# GIVEN PROBLEM:
Your answer should be a single number: the count of lines that include the word "перспективного".

# THE RECORDS:
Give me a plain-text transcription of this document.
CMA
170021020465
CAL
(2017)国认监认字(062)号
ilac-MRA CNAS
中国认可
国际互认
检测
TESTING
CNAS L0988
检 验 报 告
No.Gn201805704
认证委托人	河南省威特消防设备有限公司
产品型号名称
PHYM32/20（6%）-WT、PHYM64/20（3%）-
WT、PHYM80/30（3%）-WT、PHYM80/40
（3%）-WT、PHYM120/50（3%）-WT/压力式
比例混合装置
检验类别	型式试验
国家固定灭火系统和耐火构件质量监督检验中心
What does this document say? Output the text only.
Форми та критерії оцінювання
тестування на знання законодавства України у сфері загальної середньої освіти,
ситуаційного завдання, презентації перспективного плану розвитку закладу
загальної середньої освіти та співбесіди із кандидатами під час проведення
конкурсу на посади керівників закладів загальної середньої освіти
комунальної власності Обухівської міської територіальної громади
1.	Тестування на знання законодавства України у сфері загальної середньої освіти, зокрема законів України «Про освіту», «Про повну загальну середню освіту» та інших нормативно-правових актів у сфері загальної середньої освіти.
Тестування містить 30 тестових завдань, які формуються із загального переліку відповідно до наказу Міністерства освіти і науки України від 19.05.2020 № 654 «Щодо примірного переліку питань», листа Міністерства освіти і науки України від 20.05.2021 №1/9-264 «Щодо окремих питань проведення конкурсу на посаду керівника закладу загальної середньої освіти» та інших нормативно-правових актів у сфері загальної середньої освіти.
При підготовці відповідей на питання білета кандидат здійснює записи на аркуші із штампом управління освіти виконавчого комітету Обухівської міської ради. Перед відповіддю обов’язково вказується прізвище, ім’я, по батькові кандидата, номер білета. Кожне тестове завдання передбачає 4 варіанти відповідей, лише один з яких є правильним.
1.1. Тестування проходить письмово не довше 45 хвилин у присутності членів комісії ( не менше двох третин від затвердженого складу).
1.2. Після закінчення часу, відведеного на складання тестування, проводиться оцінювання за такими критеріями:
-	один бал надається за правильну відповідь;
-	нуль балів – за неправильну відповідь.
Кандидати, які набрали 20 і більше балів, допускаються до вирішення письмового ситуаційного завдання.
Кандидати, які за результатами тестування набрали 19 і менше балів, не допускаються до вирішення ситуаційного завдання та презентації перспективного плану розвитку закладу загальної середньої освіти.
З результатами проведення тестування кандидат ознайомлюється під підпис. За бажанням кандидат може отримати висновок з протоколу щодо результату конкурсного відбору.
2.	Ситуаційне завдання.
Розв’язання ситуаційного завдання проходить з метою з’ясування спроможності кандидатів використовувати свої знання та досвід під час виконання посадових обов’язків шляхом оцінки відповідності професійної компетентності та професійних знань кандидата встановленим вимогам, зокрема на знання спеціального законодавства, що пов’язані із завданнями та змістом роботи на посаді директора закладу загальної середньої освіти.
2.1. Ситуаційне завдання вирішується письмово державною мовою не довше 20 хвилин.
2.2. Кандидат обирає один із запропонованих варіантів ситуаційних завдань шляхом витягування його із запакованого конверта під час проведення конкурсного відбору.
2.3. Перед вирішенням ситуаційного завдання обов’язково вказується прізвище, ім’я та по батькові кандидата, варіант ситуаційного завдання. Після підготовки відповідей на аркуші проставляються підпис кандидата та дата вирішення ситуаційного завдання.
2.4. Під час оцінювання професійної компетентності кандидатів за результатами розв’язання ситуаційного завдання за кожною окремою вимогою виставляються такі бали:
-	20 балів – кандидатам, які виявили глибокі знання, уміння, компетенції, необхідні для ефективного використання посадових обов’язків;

# COMPLETE RESPONSE:
2